» **Exercise goal**: Return a copy of every line in the records that includes the word "губерніяхъ".

^^^^^^^^^^^^^^^^

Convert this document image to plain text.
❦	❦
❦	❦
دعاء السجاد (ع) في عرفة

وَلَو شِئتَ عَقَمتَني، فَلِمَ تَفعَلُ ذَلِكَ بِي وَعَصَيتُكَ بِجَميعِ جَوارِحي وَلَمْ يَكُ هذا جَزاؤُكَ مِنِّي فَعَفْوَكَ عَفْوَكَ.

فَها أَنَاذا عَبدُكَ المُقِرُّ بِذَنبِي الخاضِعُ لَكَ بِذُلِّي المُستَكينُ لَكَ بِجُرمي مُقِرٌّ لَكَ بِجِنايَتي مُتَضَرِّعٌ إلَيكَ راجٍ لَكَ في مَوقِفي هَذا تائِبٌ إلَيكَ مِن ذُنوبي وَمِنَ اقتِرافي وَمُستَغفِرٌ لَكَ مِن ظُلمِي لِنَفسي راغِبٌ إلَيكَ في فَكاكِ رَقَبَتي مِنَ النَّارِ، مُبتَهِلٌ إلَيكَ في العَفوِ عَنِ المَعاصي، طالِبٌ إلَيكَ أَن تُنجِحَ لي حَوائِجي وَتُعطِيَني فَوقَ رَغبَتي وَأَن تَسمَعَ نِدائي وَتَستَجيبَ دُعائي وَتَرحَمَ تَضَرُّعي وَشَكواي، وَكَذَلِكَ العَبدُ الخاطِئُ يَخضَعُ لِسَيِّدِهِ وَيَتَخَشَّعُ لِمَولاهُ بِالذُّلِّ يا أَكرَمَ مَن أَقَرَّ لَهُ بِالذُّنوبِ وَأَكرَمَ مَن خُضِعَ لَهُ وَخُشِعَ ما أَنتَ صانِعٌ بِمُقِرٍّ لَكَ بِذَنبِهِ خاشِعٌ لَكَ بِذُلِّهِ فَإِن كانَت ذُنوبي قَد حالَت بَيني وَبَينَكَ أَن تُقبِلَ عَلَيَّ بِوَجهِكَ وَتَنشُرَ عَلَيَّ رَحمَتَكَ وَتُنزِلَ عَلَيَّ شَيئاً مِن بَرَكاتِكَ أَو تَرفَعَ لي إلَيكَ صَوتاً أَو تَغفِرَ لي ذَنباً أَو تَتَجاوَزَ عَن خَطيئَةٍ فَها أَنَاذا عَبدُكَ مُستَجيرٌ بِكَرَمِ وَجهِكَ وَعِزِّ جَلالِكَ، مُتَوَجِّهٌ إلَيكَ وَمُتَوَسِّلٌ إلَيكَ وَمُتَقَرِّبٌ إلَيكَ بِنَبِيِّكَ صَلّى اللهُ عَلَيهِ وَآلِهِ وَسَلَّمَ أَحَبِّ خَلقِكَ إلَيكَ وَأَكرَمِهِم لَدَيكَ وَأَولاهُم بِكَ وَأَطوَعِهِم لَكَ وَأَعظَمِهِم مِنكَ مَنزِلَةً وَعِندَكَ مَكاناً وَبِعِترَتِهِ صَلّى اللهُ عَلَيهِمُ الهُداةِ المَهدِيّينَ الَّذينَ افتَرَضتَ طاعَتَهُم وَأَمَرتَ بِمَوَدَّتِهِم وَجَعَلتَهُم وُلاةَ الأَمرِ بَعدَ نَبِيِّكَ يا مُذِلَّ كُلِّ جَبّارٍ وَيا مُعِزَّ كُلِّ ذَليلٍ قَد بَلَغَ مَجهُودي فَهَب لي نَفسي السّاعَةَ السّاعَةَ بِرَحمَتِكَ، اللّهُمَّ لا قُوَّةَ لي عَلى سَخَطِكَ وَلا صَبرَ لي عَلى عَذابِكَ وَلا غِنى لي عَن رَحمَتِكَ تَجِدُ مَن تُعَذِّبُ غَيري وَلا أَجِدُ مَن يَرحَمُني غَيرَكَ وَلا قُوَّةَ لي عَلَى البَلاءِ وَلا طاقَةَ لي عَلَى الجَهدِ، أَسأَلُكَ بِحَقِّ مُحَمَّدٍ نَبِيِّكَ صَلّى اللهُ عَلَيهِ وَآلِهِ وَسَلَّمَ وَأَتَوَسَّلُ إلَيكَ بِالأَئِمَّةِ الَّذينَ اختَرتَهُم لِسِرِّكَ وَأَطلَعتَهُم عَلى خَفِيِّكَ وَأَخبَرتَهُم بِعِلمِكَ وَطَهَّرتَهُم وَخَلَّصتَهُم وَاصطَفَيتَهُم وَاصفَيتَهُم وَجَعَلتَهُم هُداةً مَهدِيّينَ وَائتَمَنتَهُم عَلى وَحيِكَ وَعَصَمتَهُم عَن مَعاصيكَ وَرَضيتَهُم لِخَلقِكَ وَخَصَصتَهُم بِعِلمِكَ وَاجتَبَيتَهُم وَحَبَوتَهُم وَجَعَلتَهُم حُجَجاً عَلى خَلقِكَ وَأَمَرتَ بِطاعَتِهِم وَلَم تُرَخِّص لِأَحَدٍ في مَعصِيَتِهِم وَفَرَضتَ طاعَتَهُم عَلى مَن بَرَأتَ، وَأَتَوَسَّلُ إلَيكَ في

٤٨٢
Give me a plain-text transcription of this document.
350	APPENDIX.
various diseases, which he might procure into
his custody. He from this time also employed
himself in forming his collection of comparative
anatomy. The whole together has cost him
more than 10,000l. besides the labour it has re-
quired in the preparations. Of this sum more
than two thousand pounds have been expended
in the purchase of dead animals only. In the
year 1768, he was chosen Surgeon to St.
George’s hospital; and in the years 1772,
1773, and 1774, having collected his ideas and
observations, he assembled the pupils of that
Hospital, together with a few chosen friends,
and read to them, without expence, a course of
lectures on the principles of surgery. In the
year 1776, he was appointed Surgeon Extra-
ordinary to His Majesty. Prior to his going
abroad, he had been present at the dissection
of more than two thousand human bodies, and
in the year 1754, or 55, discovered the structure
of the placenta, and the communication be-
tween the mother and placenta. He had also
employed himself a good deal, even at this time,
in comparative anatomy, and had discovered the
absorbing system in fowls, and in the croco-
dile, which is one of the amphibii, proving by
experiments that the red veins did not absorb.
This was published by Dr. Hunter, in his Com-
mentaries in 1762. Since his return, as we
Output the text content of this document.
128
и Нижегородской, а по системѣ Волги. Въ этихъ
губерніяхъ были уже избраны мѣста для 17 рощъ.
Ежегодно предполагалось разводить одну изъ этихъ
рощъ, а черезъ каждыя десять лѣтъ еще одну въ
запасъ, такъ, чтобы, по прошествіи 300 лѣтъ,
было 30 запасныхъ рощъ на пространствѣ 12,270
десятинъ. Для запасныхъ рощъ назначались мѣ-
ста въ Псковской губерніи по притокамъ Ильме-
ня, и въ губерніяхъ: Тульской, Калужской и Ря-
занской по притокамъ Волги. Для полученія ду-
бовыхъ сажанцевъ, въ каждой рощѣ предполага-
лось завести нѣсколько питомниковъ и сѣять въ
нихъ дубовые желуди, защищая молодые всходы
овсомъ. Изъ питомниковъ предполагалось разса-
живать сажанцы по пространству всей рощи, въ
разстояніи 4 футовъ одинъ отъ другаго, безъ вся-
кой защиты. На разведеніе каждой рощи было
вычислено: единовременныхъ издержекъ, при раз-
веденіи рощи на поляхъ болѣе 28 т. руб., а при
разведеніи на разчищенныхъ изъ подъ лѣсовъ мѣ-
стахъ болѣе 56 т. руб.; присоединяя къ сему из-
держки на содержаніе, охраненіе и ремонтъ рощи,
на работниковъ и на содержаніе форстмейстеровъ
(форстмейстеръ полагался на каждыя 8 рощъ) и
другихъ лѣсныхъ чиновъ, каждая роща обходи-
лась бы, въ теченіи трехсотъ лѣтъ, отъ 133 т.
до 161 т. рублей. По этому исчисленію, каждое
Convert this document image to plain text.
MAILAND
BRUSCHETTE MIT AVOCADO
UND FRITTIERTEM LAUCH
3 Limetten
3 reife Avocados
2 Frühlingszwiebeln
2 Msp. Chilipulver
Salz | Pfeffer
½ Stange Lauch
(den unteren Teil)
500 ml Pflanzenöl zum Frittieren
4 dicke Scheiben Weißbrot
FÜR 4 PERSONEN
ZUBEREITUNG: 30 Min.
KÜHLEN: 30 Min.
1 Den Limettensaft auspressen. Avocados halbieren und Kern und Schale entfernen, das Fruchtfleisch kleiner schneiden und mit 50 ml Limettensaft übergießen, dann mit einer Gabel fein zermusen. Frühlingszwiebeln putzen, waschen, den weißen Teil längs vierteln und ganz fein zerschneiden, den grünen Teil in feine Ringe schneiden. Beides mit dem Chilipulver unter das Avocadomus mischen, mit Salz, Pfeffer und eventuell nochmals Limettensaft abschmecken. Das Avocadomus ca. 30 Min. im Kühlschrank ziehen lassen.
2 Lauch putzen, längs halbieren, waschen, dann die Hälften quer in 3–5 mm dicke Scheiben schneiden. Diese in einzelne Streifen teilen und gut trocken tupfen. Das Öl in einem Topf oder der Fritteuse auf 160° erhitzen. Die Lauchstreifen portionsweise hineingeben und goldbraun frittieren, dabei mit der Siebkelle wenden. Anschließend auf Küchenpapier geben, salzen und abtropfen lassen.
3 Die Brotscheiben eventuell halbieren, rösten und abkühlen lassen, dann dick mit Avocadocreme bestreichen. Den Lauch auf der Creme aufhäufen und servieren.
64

^^^^^^^^^^^^^^^^

» **Response to the exercise**:
губерніяхъ были уже избраны мѣста для 17 рощъ.
ня, и въ губерніяхъ: Тульской, Калужской и Ря-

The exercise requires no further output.